REQUIRED WORK> Go through each line of the records below and count those with the word "arcsec"; give only the total.

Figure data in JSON

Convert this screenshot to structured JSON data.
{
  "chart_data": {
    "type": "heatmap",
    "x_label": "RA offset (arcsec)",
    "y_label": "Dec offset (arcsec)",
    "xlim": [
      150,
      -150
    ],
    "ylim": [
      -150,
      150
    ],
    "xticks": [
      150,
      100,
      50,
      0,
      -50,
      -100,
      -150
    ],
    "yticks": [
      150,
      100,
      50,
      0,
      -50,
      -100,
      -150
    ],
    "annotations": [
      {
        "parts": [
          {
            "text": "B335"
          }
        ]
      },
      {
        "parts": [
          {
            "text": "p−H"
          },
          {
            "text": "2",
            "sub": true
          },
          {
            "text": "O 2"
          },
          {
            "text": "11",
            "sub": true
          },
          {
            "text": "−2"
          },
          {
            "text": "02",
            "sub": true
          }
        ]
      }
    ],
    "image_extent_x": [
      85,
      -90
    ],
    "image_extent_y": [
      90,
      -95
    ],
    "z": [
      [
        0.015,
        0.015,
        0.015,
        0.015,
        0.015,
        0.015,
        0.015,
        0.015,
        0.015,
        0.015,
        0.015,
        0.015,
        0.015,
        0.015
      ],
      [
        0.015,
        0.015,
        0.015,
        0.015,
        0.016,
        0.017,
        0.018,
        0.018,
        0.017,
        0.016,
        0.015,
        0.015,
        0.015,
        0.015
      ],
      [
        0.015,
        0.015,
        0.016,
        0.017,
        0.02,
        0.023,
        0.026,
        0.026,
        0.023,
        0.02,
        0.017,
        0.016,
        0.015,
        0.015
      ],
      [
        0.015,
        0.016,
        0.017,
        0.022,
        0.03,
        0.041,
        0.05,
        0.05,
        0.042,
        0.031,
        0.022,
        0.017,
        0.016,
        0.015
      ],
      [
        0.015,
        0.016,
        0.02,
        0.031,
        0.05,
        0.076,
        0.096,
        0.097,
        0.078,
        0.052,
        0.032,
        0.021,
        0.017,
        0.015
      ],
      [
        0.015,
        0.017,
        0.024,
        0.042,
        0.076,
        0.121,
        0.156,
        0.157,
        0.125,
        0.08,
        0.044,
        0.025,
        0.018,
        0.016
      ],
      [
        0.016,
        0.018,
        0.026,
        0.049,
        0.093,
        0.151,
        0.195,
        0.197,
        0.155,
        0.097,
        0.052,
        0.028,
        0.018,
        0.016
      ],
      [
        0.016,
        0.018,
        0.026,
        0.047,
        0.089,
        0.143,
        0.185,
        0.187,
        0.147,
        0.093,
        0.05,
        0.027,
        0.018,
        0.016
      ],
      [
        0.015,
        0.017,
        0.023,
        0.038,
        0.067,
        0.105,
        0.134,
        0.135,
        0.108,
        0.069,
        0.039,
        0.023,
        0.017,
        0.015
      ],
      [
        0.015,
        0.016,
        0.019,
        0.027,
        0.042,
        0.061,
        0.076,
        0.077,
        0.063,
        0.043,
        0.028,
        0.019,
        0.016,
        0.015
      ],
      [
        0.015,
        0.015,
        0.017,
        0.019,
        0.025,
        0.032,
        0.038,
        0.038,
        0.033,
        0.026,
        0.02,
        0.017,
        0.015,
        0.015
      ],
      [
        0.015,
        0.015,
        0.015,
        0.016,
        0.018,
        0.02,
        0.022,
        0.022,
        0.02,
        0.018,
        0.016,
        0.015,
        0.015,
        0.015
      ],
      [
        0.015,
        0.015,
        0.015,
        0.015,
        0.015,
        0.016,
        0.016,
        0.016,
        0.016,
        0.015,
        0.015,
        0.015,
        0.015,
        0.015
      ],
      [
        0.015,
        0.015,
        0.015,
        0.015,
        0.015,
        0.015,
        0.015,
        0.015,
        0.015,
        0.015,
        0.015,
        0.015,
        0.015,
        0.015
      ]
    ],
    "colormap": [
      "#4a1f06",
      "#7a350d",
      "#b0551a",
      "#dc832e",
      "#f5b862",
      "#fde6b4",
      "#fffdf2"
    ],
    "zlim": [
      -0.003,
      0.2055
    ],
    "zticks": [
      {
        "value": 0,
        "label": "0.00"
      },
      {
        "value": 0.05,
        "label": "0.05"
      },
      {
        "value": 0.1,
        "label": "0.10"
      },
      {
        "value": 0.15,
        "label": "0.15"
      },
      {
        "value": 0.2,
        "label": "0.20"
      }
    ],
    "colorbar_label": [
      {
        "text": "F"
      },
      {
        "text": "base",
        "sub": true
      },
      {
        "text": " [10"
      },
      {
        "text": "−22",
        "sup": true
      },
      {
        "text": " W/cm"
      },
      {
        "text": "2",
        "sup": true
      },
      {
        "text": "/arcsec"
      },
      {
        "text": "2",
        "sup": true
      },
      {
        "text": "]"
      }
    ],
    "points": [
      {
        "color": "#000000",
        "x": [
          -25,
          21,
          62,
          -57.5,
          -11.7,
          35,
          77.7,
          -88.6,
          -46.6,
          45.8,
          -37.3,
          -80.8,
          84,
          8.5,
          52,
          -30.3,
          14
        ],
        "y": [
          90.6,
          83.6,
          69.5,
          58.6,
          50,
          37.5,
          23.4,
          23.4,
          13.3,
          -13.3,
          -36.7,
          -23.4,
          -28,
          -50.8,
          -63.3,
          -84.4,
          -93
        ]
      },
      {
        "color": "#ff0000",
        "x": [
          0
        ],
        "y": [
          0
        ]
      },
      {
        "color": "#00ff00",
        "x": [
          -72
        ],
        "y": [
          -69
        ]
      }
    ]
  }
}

THE REPLY> 3